Input data section start
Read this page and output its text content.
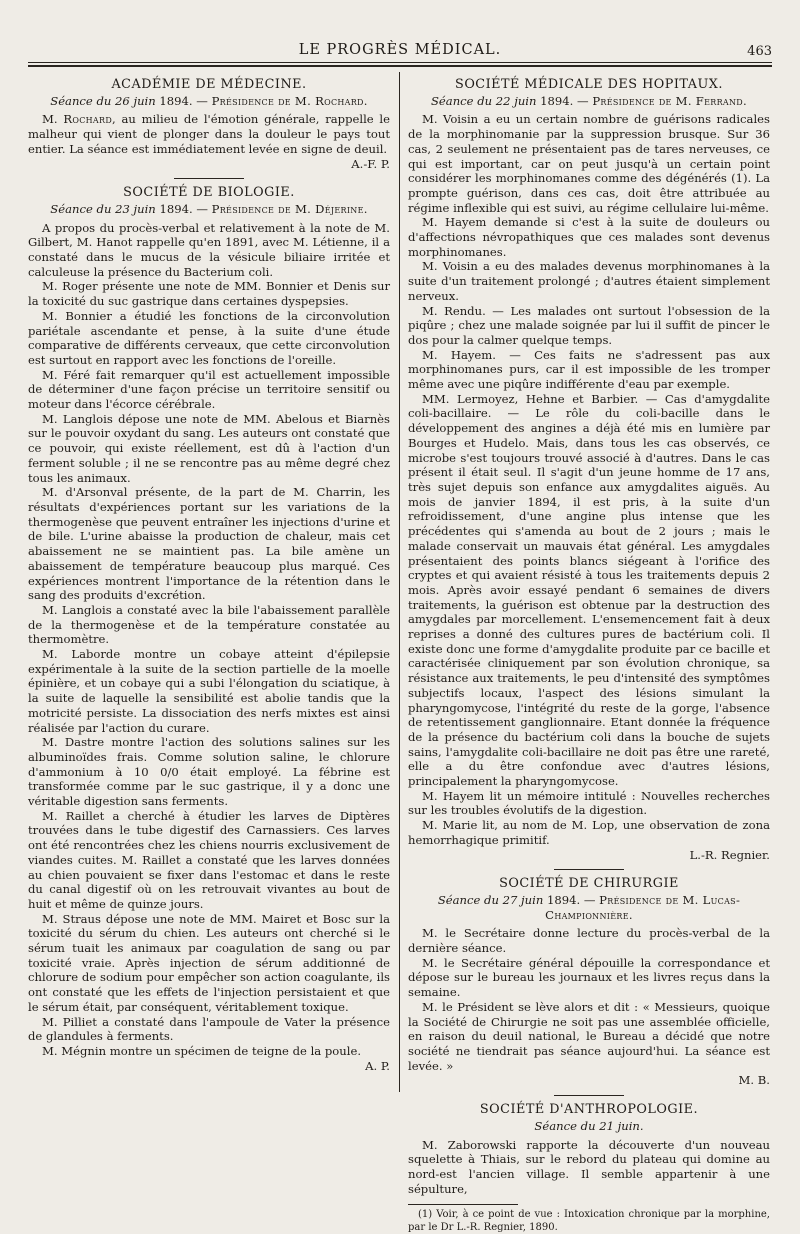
LE PROGRÈS MÉDICAL.	463
ACADÉMIE DE MÉDECINE.
Séance du 26 juin 1894. — Présidence de M. Rochard.

M. Rochard, au milieu de l'émotion générale, rappelle le malheur qui vient de plonger dans la douleur le pays tout entier. La séance est immédiatement levée en signe de deuil.

A.-F. P.
SOCIÉTÉ DE BIOLOGIE.
Séance du 23 juin 1894. — Présidence de M. Déjerine.

A propos du procès-verbal et relativement à la note de M. Gilbert, M. Hanot rappelle qu'en 1891, avec M. Létienne, il a constaté dans le mucus de la vésicule biliaire irritée et calculeuse la présence du Bacterium coli.

M. Roger présente une note de MM. Bonnier et Denis sur la toxicité du suc gastrique dans certaines dyspepsies.

M. Bonnier a étudié les fonctions de la circonvolution pariétale ascendante et pense, à la suite d'une étude comparative de différents cerveaux, que cette circonvolution est surtout en rapport avec les fonctions de l'oreille.

M. Féré fait remarquer qu'il est actuellement impossible de déterminer d'une façon précise un territoire sensitif ou moteur dans l'écorce cérébrale.

M. Langlois dépose une note de MM. Abelous et Biarnès sur le pouvoir oxydant du sang. Les auteurs ont constaté que ce pouvoir, qui existe réellement, est dû à l'action d'un ferment soluble ; il ne se rencontre pas au même degré chez tous les animaux.

M. d'Arsonval présente, de la part de M. Charrin, les résultats d'expériences portant sur les variations de la thermogenèse que peuvent entraîner les injections d'urine et de bile. L'urine abaisse la production de chaleur, mais cet abaissement ne se maintient pas. La bile amène un abaissement de température beaucoup plus marqué. Ces expériences montrent l'importance de la rétention dans le sang des produits d'excrétion.

M. Langlois a constaté avec la bile l'abaissement parallèle de la thermogenèse et de la température constatée au thermomètre.

M. Laborde montre un cobaye atteint d'épilepsie expérimentale à la suite de la section partielle de la moelle épinière, et un cobaye qui a subi l'élongation du sciatique, à la suite de laquelle la sensibilité est abolie tandis que la motricité persiste. La dissociation des nerfs mixtes est ainsi réalisée par l'action du curare.

M. Dastre montre l'action des solutions salines sur les albuminoïdes frais. Comme solution saline, le chlorure d'ammonium à 10 0/0 était employé. La fébrine est transformée comme par le suc gastrique, il y a donc une véritable digestion sans ferments.

M. Raillet a cherché à étudier les larves de Diptères trouvées dans le tube digestif des Carnassiers. Ces larves ont été rencontrées chez les chiens nourris exclusivement de viandes cuites. M. Raillet a constaté que les larves données au chien pouvaient se fixer dans l'estomac et dans le reste du canal digestif où on les retrouvait vivantes au bout de huit et même de quinze jours.

M. Straus dépose une note de MM. Mairet et Bosc sur la toxicité du sérum du chien. Les auteurs ont cherché si le sérum tuait les animaux par coagulation de sang ou par toxicité vraie. Après injection de sérum additionné de chlorure de sodium pour empêcher son action coagulante, ils ont constaté que les effets de l'injection persistaient et que le sérum était, par conséquent, véritablement toxique.

M. Pilliet a constaté dans l'ampoule de Vater la présence de glandules à ferments.

M. Mégnin montre un spécimen de teigne de la poule.

A. P.
SOCIÉTÉ MÉDICALE DES HOPITAUX.
Séance du 22 juin 1894. — Présidence de M. Ferrand.

M. Voisin a eu un certain nombre de guérisons radicales de la morphinomanie par la suppression brusque. Sur 36 cas, 2 seulement ne présentaient pas de tares nerveuses, ce qui est important, car on peut jusqu'à un certain point considérer les morphinomanes comme des dégénérés (1). La prompte guérison, dans ces cas, doit être attribuée au régime inflexible qui est suivi, au régime cellulaire lui-même.

M. Hayem demande si c'est à la suite de douleurs ou d'affections névropathiques que ces malades sont devenus morphinomanes.

M. Voisin a eu des malades devenus morphinomanes à la suite d'un traitement prolongé ; d'autres étaient simplement nerveux.

M. Rendu. — Les malades ont surtout l'obsession de la piqûre ; chez une malade soignée par lui il suffit de pincer le dos pour la calmer quelque temps.

M. Hayem. — Ces faits ne s'adressent pas aux morphinomanes purs, car il est impossible de les tromper même avec une piqûre indifférente d'eau par exemple.

MM. Lermoyez, Hehne et Barbier. — Cas d'amygdalite coli-bacillaire. — Le rôle du coli-bacille dans le développement des angines a déjà été mis en lumière par Bourges et Hudelo. Mais, dans tous les cas observés, ce microbe s'est toujours trouvé associé à d'autres. Dans le cas présent il était seul. Il s'agit d'un jeune homme de 17 ans, très sujet depuis son enfance aux amygdalites aiguës. Au mois de janvier 1894, il est pris, à la suite d'un refroidissement, d'une angine plus intense que les précédentes qui s'amenda au bout de 2 jours ; mais le malade conservait un mauvais état général. Les amygdales présentaient des points blancs siégeant à l'orifice des cryptes et qui avaient résisté à tous les traitements depuis 2 mois. Après avoir essayé pendant 6 semaines de divers traitements, la guérison est obtenue par la destruction des amygdales par morcellement. L'ensemencement fait à deux reprises a donné des cultures pures de bactérium coli. Il existe donc une forme d'amygdalite produite par ce bacille et caractérisée cliniquement par son évolution chronique, sa résistance aux traitements, le peu d'intensité des symptômes subjectifs locaux, l'aspect des lésions simulant la pharyngomycose, l'intégrité du reste de la gorge, l'absence de retentissement ganglionnaire. Etant donnée la fréquence de la présence du bactérium coli dans la bouche de sujets sains, l'amygdalite coli-bacillaire ne doit pas être une rareté, elle a du être confondue avec d'autres lésions, principalement la pharyngomycose.

M. Hayem lit un mémoire intitulé : Nouvelles recherches sur les troubles évolutifs de la digestion.

M. Marie lit, au nom de M. Lop, une observation de zona hemorrhagique primitif.

L.-R. Regnier.
SOCIÉTÉ DE CHIRURGIE
Séance du 27 juin 1894. — Présidence de M. Lucas-Championnière.

M. le Secrétaire donne lecture du procès-verbal de la dernière séance.

M. le Secrétaire général dépouille la correspondance et dépose sur le bureau les journaux et les livres reçus dans la semaine.

M. le Président se lève alors et dit : « Messieurs, quoique la Société de Chirurgie ne soit pas une assemblée officielle, en raison du deuil national, le Bureau a décidé que notre société ne tiendrait pas séance aujourd'hui. La séance est levée. »

M. B.
SOCIÉTÉ D'ANTHROPOLOGIE.
Séance du 21 juin.

M. Zaborowski rapporte la découverte d'un nouveau squelette à Thiais, sur le rebord du plateau qui domine au nord-est l'ancien village. Il semble appartenir à une sépulture,

(1) Voir, à ce point de vue : Intoxication chronique par la morphine, par le Dr L.-R. Regnier, 1890.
Input data section end
What to work on >>
The records above need to be copied exactly, with the pictures left out.

Exercise result >>
Read this page and output its text content.
LE PROGRÈS MÉDICAL.	463
ACADÉMIE DE MÉDECINE.
Séance du 26 juin 1894. — Présidence de M. Rochard.

M. Rochard, au milieu de l'émotion générale, rappelle le malheur qui vient de plonger dans la douleur le pays tout entier. La séance est immédiatement levée en signe de deuil.

A.-F. P.
SOCIÉTÉ DE BIOLOGIE.
Séance du 23 juin 1894. — Présidence de M. Déjerine.

A propos du procès-verbal et relativement à la note de M. Gilbert, M. Hanot rappelle qu'en 1891, avec M. Létienne, il a constaté dans le mucus de la vésicule biliaire irritée et calculeuse la présence du Bacterium coli.

M. Roger présente une note de MM. Bonnier et Denis sur la toxicité du suc gastrique dans certaines dyspepsies.

M. Bonnier a étudié les fonctions de la circonvolution pariétale ascendante et pense, à la suite d'une étude comparative de différents cerveaux, que cette circonvolution est surtout en rapport avec les fonctions de l'oreille.

M. Féré fait remarquer qu'il est actuellement impossible de déterminer d'une façon précise un territoire sensitif ou moteur dans l'écorce cérébrale.

M. Langlois dépose une note de MM. Abelous et Biarnès sur le pouvoir oxydant du sang. Les auteurs ont constaté que ce pouvoir, qui existe réellement, est dû à l'action d'un ferment soluble ; il ne se rencontre pas au même degré chez tous les animaux.

M. d'Arsonval présente, de la part de M. Charrin, les résultats d'expériences portant sur les variations de la thermogenèse que peuvent entraîner les injections d'urine et de bile. L'urine abaisse la production de chaleur, mais cet abaissement ne se maintient pas. La bile amène un abaissement de température beaucoup plus marqué. Ces expériences montrent l'importance de la rétention dans le sang des produits d'excrétion.

M. Langlois a constaté avec la bile l'abaissement parallèle de la thermogenèse et de la température constatée au thermomètre.

M. Laborde montre un cobaye atteint d'épilepsie expérimentale à la suite de la section partielle de la moelle épinière, et un cobaye qui a subi l'élongation du sciatique, à la suite de laquelle la sensibilité est abolie tandis que la motricité persiste. La dissociation des nerfs mixtes est ainsi réalisée par l'action du curare.

M. Dastre montre l'action des solutions salines sur les albuminoïdes frais. Comme solution saline, le chlorure d'ammonium à 10 0/0 était employé. La fébrine est transformée comme par le suc gastrique, il y a donc une véritable digestion sans ferments.

M. Raillet a cherché à étudier les larves de Diptères trouvées dans le tube digestif des Carnassiers. Ces larves ont été rencontrées chez les chiens nourris exclusivement de viandes cuites. M. Raillet a constaté que les larves données au chien pouvaient se fixer dans l'estomac et dans le reste du canal digestif où on les retrouvait vivantes au bout de huit et même de quinze jours.

M. Straus dépose une note de MM. Mairet et Bosc sur la toxicité du sérum du chien. Les auteurs ont cherché si le sérum tuait les animaux par coagulation de sang ou par toxicité vraie. Après injection de sérum additionné de chlorure de sodium pour empêcher son action coagulante, ils ont constaté que les effets de l'injection persistaient et que le sérum était, par conséquent, véritablement toxique.

M. Pilliet a constaté dans l'ampoule de Vater la présence de glandules à ferments.

M. Mégnin montre un spécimen de teigne de la poule.

A. P.
SOCIÉTÉ MÉDICALE DES HOPITAUX.
Séance du 22 juin 1894. — Présidence de M. Ferrand.

M. Voisin a eu un certain nombre de guérisons radicales de la morphinomanie par la suppression brusque. Sur 36 cas, 2 seulement ne présentaient pas de tares nerveuses, ce qui est important, car on peut jusqu'à un certain point considérer les morphinomanes comme des dégénérés (1). La prompte guérison, dans ces cas, doit être attribuée au régime inflexible qui est suivi, au régime cellulaire lui-même.

M. Hayem demande si c'est à la suite de douleurs ou d'affections névropathiques que ces malades sont devenus morphinomanes.

M. Voisin a eu des malades devenus morphinomanes à la suite d'un traitement prolongé ; d'autres étaient simplement nerveux.

M. Rendu. — Les malades ont surtout l'obsession de la piqûre ; chez une malade soignée par lui il suffit de pincer le dos pour la calmer quelque temps.

M. Hayem. — Ces faits ne s'adressent pas aux morphinomanes purs, car il est impossible de les tromper même avec une piqûre indifférente d'eau par exemple.

MM. Lermoyez, Hehne et Barbier. — Cas d'amygdalite coli-bacillaire. — Le rôle du coli-bacille dans le développement des angines a déjà été mis en lumière par Bourges et Hudelo. Mais, dans tous les cas observés, ce microbe s'est toujours trouvé associé à d'autres. Dans le cas présent il était seul. Il s'agit d'un jeune homme de 17 ans, très sujet depuis son enfance aux amygdalites aiguës. Au mois de janvier 1894, il est pris, à la suite d'un refroidissement, d'une angine plus intense que les précédentes qui s'amenda au bout de 2 jours ; mais le malade conservait un mauvais état général. Les amygdales présentaient des points blancs siégeant à l'orifice des cryptes et qui avaient résisté à tous les traitements depuis 2 mois. Après avoir essayé pendant 6 semaines de divers traitements, la guérison est obtenue par la destruction des amygdales par morcellement. L'ensemencement fait à deux reprises a donné des cultures pures de bactérium coli. Il existe donc une forme d'amygdalite produite par ce bacille et caractérisée cliniquement par son évolution chronique, sa résistance aux traitements, le peu d'intensité des symptômes subjectifs locaux, l'aspect des lésions simulant la pharyngomycose, l'intégrité du reste de la gorge, l'absence de retentissement ganglionnaire. Etant donnée la fréquence de la présence du bactérium coli dans la bouche de sujets sains, l'amygdalite coli-bacillaire ne doit pas être une rareté, elle a du être confondue avec d'autres lésions, principalement la pharyngomycose.

M. Hayem lit un mémoire intitulé : Nouvelles recherches sur les troubles évolutifs de la digestion.

M. Marie lit, au nom de M. Lop, une observation de zona hemorrhagique primitif.

L.-R. Regnier.
SOCIÉTÉ DE CHIRURGIE
Séance du 27 juin 1894. — Présidence de M. Lucas-Championnière.

M. le Secrétaire donne lecture du procès-verbal de la dernière séance.

M. le Secrétaire général dépouille la correspondance et dépose sur le bureau les journaux et les livres reçus dans la semaine.

M. le Président se lève alors et dit : « Messieurs, quoique la Société de Chirurgie ne soit pas une assemblée officielle, en raison du deuil national, le Bureau a décidé que notre société ne tiendrait pas séance aujourd'hui. La séance est levée. »

M. B.
SOCIÉTÉ D'ANTHROPOLOGIE.
Séance du 21 juin.

M. Zaborowski rapporte la découverte d'un nouveau squelette à Thiais, sur le rebord du plateau qui domine au nord-est l'ancien village. Il semble appartenir à une sépulture,

(1) Voir, à ce point de vue : Intoxication chronique par la morphine, par le Dr L.-R. Regnier, 1890.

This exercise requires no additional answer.